Stated task => From the material below, list every line containing "avoided".

The records =>
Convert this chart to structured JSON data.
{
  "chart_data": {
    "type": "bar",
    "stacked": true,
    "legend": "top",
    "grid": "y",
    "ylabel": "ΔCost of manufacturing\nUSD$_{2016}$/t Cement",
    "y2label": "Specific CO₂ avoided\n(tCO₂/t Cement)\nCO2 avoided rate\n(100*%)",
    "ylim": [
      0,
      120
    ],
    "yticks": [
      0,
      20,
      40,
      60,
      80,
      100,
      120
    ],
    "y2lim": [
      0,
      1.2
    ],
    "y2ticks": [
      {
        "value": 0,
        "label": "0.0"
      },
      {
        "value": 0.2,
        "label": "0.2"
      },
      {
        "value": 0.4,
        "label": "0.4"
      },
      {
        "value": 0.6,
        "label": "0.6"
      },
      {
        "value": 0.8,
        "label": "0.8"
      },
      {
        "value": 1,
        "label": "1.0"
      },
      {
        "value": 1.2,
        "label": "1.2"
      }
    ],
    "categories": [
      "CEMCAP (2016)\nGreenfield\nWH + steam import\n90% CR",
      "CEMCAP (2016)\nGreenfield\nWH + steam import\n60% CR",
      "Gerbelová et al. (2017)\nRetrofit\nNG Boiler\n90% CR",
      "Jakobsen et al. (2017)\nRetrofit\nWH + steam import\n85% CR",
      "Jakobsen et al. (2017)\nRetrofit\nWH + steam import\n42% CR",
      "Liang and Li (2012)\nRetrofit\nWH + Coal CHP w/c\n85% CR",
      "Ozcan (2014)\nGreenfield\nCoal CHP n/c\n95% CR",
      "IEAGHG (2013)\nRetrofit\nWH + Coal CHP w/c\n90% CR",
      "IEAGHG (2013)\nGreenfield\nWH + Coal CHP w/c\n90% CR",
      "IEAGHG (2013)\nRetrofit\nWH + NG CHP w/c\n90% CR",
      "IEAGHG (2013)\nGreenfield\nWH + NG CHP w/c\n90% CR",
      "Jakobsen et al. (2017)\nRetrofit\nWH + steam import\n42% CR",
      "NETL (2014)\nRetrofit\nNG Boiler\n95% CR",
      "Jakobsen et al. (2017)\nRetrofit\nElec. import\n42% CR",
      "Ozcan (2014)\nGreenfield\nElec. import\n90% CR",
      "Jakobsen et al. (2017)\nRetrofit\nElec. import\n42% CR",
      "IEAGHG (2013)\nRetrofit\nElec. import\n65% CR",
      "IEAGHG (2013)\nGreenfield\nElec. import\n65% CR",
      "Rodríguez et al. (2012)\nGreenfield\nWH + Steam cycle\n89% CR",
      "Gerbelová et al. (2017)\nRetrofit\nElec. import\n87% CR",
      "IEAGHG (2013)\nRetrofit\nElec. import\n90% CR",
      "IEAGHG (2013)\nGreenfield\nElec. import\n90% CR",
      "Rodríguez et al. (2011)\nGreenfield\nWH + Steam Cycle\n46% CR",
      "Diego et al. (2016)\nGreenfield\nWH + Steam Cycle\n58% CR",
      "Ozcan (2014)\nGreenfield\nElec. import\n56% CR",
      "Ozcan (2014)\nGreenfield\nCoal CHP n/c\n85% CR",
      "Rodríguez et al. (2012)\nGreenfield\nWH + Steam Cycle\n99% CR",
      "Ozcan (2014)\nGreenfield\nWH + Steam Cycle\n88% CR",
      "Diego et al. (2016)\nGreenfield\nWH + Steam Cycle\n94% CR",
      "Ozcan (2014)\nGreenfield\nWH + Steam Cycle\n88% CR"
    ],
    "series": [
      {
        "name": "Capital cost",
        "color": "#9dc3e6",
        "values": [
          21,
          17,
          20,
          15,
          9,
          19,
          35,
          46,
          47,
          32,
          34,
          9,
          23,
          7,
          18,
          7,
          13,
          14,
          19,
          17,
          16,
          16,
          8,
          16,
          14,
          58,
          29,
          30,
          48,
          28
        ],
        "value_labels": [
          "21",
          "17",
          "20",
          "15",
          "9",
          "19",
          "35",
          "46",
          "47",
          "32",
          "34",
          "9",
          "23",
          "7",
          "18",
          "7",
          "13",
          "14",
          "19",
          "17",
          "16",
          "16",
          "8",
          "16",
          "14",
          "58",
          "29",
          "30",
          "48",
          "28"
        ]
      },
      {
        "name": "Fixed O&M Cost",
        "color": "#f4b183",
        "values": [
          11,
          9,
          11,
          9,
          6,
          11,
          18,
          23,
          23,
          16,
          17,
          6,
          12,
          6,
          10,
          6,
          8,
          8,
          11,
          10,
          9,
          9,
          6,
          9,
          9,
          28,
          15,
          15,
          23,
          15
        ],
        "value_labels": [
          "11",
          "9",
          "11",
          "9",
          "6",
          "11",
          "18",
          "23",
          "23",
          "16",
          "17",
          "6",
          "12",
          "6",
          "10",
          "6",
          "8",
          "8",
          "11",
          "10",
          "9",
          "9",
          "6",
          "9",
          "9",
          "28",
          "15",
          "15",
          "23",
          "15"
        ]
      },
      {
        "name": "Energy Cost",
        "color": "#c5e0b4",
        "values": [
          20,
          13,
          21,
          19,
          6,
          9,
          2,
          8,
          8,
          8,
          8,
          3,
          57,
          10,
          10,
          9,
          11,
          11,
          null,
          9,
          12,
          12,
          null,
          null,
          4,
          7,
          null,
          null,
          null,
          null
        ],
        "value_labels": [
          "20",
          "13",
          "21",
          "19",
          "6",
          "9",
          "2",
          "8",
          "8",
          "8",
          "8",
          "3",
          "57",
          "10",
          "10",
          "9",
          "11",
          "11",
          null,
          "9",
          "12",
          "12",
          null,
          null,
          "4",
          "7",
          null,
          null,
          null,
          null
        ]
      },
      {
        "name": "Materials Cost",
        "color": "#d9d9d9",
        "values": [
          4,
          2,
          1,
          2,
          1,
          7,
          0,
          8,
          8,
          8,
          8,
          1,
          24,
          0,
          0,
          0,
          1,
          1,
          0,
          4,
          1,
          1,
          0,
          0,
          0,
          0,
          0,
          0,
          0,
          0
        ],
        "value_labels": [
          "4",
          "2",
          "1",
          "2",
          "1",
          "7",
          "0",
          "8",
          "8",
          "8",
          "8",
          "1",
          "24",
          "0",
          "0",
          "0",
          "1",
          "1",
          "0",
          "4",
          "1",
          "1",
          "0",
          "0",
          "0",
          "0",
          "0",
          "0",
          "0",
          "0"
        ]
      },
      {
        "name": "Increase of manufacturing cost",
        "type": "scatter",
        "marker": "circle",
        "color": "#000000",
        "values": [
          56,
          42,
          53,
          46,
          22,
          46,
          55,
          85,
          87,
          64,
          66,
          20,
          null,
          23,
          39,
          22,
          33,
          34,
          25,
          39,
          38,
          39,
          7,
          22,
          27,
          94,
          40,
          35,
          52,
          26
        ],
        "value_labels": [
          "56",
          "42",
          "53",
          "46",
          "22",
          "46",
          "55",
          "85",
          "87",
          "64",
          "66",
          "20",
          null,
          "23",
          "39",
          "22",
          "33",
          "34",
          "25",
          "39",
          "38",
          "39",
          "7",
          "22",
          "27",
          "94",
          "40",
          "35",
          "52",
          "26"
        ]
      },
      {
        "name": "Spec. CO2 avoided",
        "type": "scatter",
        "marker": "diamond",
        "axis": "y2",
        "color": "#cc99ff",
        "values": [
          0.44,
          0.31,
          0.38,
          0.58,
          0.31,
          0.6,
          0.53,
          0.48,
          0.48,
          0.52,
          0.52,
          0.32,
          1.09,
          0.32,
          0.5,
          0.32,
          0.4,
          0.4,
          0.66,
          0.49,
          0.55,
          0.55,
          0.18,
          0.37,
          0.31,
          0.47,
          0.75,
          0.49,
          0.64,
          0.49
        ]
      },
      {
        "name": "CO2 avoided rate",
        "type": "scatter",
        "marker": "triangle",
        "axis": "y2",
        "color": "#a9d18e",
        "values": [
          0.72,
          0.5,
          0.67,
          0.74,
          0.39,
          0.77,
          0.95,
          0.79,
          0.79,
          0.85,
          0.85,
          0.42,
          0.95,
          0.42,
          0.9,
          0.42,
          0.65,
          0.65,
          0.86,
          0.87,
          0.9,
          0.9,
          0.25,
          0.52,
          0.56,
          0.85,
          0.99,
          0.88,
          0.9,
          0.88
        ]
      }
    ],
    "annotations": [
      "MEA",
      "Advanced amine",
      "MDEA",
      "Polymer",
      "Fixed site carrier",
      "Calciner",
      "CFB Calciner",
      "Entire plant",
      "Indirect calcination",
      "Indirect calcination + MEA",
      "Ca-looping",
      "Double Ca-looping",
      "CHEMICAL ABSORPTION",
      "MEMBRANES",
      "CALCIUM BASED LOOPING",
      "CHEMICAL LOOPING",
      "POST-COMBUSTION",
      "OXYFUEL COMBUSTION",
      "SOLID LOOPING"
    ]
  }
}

Task result =>
    "y2label": "Specific CO₂ avoided\n(tCO₂/t Cement)\nCO2 avoided rate\n(100*%)",
        "name": "Spec. CO2 avoided",
        "name": "CO2 avoided rate",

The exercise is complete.